What is expected:
Select, from the data, each line where "value" occurs.

Dataset records:
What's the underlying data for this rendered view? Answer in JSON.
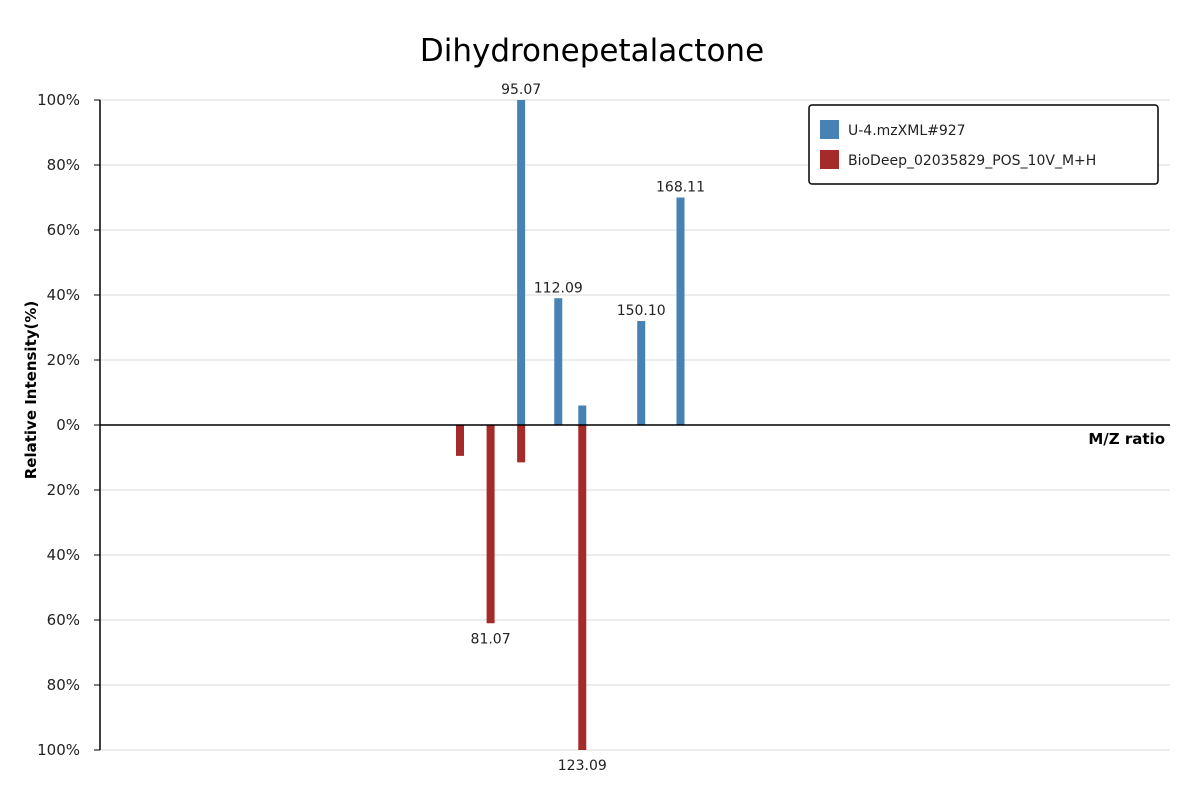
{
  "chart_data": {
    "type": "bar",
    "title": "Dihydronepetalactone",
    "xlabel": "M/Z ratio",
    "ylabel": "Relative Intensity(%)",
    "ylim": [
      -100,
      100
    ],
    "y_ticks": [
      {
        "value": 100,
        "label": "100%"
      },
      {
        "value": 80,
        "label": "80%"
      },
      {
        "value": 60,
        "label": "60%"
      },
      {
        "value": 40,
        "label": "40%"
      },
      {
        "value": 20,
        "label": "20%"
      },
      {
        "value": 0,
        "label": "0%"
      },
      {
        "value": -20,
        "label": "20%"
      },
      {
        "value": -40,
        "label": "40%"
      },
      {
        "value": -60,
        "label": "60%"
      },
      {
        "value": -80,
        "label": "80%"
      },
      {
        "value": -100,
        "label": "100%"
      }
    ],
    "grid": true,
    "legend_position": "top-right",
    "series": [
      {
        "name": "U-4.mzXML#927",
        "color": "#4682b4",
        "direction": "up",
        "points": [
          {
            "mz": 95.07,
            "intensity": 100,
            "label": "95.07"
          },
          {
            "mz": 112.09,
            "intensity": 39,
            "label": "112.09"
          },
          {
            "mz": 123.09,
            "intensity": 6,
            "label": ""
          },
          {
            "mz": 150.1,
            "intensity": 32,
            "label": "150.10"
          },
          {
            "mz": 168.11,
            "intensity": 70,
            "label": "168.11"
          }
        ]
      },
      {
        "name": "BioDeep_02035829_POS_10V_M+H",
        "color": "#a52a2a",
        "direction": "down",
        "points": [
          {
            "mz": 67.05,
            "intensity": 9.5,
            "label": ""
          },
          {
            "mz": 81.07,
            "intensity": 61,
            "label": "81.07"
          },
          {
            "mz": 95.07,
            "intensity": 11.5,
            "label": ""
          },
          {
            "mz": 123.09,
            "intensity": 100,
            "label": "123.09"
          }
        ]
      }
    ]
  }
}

Result:
        "value": 100,
        "value": 80,
        "value": 60,
        "value": 40,
        "value": 20,
        "value": 0,
        "value": -20,
        "value": -40,
        "value": -60,
        "value": -80,
        "value": -100,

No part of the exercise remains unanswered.